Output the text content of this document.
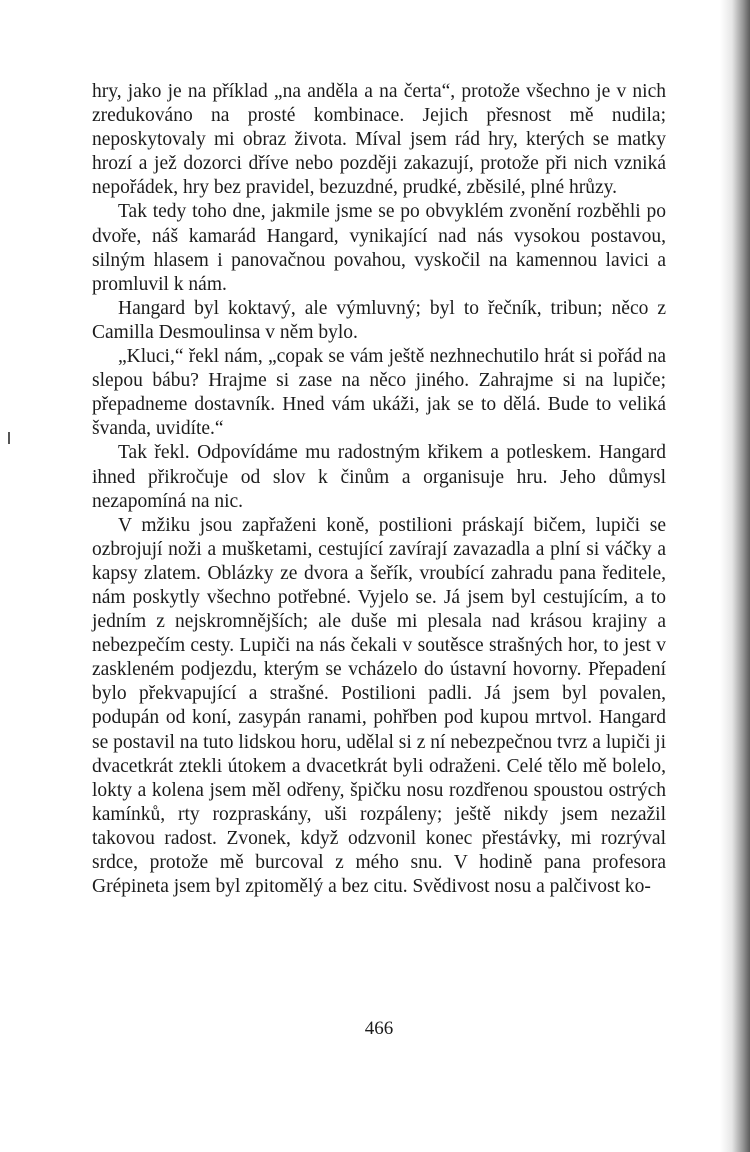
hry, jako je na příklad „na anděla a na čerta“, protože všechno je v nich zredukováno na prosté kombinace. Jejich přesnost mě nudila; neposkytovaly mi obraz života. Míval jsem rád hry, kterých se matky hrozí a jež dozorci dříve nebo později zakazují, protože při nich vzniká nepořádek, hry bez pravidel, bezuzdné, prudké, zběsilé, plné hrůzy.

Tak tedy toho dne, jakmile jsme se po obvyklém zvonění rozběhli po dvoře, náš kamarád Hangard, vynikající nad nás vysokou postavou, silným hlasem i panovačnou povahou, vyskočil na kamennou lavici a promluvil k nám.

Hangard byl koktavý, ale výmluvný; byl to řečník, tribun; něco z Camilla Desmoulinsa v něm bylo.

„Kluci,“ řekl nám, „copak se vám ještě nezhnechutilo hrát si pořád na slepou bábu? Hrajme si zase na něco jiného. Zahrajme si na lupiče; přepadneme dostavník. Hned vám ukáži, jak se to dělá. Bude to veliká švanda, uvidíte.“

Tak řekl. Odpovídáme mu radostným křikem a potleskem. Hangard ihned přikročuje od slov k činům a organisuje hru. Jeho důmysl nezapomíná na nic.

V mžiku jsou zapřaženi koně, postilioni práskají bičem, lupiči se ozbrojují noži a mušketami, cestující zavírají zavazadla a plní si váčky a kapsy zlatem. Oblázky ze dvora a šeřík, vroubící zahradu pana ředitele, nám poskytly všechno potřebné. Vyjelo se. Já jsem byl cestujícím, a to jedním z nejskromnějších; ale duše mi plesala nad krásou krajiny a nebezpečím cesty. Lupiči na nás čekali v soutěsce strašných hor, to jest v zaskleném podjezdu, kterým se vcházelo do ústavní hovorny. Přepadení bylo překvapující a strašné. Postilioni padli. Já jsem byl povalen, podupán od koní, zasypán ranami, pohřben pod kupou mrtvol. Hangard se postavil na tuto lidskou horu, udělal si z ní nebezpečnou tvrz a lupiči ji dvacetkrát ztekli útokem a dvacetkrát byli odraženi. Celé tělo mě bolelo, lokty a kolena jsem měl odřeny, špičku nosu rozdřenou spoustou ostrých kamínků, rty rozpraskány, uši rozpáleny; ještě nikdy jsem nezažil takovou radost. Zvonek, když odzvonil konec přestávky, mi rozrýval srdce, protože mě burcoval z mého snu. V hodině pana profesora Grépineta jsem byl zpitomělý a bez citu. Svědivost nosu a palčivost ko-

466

□ □ □

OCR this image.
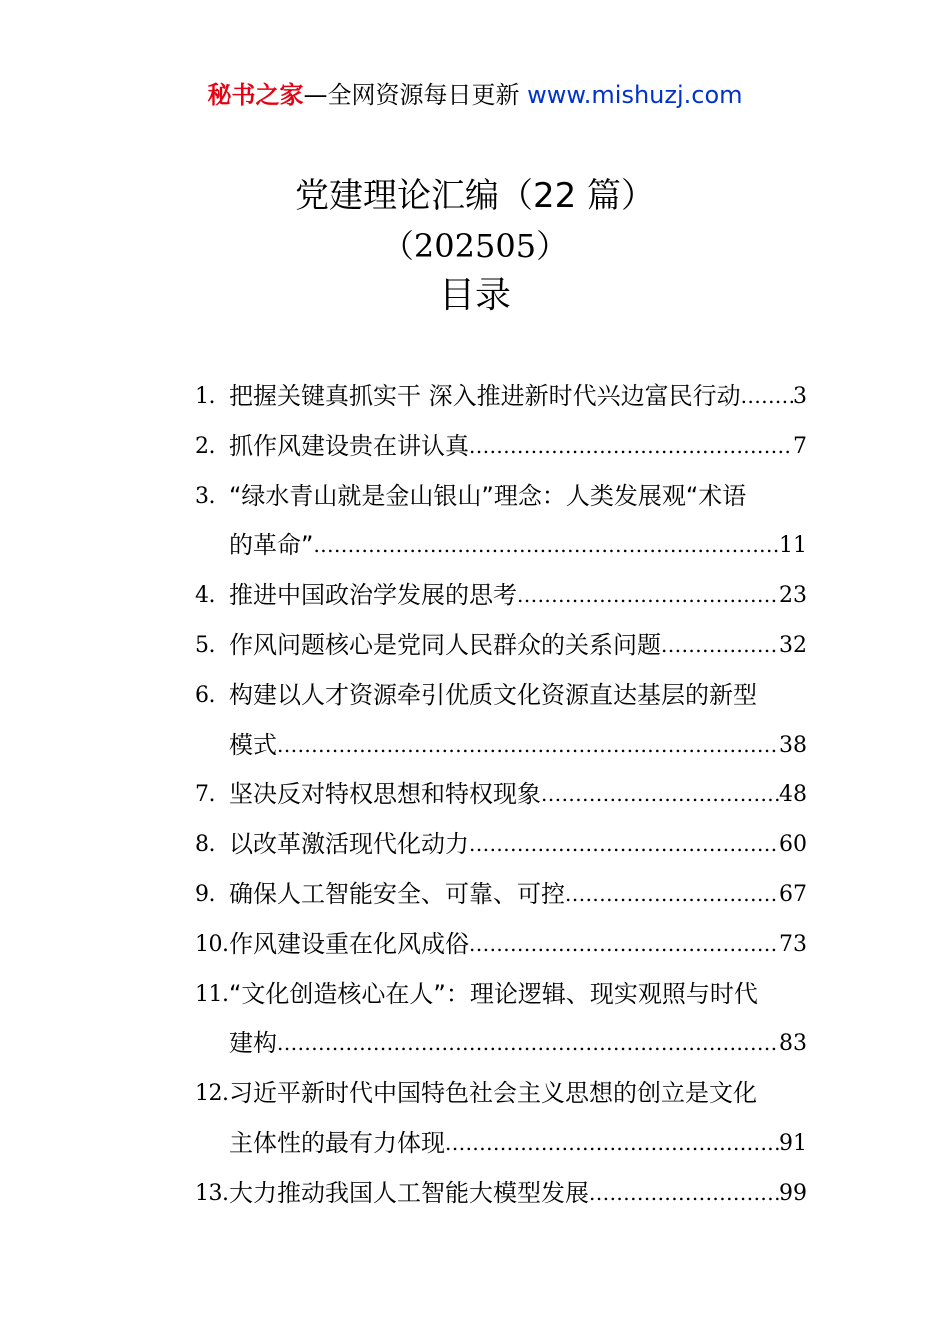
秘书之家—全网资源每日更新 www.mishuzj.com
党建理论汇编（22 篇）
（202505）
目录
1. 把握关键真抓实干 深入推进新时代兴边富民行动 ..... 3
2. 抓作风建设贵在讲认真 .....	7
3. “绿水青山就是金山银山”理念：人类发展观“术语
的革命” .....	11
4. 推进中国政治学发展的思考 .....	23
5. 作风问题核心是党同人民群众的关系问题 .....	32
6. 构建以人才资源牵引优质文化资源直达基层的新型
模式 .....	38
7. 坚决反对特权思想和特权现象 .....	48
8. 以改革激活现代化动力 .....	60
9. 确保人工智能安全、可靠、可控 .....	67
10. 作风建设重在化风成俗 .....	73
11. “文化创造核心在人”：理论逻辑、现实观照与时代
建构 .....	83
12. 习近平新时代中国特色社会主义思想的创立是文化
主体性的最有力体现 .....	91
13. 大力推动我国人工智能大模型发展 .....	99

□ □ □

Find all the lines containing "řekl" in the material, then copy them.

„Kluci,“ řekl nám, „copak se vám ještě nezhnechutilo hrát si pořád na slepou bábu? Hrajme si zase na něco jiného. Zahrajme si na lupiče; přepadneme dostavník. Hned vám ukáži, jak se to dělá. Bude to veliká švanda, uvidíte.“
Tak řekl. Odpovídáme mu radostným křikem a potleskem. Hangard ihned přikročuje od slov k činům a organisuje hru. Jeho důmysl nezapomíná na nic.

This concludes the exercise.